_The task_
From the entries below, copy every line holding the word "Election".

══ Extracted information ══

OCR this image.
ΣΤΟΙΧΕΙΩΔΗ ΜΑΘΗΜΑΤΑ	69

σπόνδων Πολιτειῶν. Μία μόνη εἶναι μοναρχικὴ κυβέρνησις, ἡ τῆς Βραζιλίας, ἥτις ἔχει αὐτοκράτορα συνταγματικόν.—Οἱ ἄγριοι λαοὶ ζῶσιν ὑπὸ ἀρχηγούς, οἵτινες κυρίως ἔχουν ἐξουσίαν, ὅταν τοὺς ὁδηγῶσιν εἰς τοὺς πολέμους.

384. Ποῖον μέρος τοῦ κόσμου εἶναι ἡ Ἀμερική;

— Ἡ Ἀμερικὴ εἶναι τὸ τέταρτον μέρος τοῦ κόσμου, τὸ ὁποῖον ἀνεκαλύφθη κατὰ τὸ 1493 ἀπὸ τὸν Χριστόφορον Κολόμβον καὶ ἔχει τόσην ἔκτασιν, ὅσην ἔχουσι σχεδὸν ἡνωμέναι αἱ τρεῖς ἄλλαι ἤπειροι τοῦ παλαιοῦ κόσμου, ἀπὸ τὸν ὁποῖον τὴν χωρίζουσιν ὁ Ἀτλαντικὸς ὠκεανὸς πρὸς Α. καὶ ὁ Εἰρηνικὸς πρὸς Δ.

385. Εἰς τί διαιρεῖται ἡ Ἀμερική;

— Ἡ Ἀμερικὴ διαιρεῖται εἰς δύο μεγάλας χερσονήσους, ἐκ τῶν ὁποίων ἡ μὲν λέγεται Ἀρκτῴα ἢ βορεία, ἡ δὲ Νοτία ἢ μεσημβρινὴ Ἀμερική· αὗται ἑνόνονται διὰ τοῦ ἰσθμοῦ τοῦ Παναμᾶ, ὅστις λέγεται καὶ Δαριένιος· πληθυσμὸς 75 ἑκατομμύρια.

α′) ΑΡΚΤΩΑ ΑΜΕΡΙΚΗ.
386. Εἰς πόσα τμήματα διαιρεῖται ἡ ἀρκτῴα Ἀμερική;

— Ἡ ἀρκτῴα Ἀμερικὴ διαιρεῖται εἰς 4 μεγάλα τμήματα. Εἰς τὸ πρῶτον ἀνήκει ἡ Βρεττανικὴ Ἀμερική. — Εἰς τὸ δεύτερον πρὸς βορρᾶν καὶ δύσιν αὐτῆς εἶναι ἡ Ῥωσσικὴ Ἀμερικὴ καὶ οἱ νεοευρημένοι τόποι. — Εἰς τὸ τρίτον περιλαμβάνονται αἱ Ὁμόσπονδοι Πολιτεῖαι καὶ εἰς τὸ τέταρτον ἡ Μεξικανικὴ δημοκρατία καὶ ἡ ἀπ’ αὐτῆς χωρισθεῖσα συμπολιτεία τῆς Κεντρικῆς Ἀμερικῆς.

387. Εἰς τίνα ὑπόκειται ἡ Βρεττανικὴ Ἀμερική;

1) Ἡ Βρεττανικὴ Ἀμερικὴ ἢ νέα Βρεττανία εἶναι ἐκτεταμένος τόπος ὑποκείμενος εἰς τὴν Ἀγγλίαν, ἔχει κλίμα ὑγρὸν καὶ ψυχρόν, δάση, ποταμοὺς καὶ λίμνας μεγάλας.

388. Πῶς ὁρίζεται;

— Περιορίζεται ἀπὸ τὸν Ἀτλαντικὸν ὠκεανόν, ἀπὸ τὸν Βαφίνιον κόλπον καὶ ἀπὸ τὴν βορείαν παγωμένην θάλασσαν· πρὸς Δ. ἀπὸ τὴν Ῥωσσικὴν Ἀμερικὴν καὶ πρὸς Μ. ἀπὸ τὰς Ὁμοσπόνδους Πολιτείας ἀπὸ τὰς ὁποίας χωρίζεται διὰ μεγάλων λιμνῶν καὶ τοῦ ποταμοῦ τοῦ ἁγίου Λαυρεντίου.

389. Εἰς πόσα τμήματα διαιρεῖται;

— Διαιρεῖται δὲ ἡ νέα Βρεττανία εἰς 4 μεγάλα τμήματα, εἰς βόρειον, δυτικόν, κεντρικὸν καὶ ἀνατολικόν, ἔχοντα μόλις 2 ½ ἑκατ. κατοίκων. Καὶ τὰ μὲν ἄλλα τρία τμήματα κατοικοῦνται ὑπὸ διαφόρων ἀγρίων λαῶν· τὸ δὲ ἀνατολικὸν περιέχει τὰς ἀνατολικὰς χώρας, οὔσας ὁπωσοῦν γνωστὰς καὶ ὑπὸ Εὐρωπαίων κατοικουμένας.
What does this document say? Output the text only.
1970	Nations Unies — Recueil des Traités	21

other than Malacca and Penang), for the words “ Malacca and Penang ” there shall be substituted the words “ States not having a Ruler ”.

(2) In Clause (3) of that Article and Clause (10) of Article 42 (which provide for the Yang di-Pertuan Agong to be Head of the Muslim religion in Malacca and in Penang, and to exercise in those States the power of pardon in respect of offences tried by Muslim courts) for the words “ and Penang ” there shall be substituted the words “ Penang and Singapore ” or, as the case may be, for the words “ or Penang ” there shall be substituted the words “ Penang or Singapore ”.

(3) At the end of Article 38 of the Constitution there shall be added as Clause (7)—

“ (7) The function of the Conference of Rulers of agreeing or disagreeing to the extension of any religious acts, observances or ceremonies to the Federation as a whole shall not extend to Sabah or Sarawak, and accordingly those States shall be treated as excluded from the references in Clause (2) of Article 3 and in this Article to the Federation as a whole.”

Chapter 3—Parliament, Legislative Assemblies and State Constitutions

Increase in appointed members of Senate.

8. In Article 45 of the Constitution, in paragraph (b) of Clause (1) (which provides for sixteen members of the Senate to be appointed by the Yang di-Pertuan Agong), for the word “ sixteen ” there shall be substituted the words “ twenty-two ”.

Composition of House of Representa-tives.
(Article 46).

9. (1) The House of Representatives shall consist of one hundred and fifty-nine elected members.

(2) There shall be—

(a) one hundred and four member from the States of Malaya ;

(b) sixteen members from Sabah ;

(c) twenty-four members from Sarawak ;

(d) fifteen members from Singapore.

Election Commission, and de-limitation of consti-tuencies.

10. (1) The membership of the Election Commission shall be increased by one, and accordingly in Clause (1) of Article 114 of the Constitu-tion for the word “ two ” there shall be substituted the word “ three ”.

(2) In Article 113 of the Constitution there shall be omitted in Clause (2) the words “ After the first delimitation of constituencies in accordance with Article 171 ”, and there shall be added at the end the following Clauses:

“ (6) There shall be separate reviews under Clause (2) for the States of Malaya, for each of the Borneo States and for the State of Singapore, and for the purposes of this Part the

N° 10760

═══

_Solved problem_
Election Commission, and de-limitation of consti-tuencies.
10. (1) The membership of the Election Commission shall be increased by one, and accordingly in Clause (1) of Article 114 of the Constitu-tion for the word “ two ” there shall be substituted the word “ three ”.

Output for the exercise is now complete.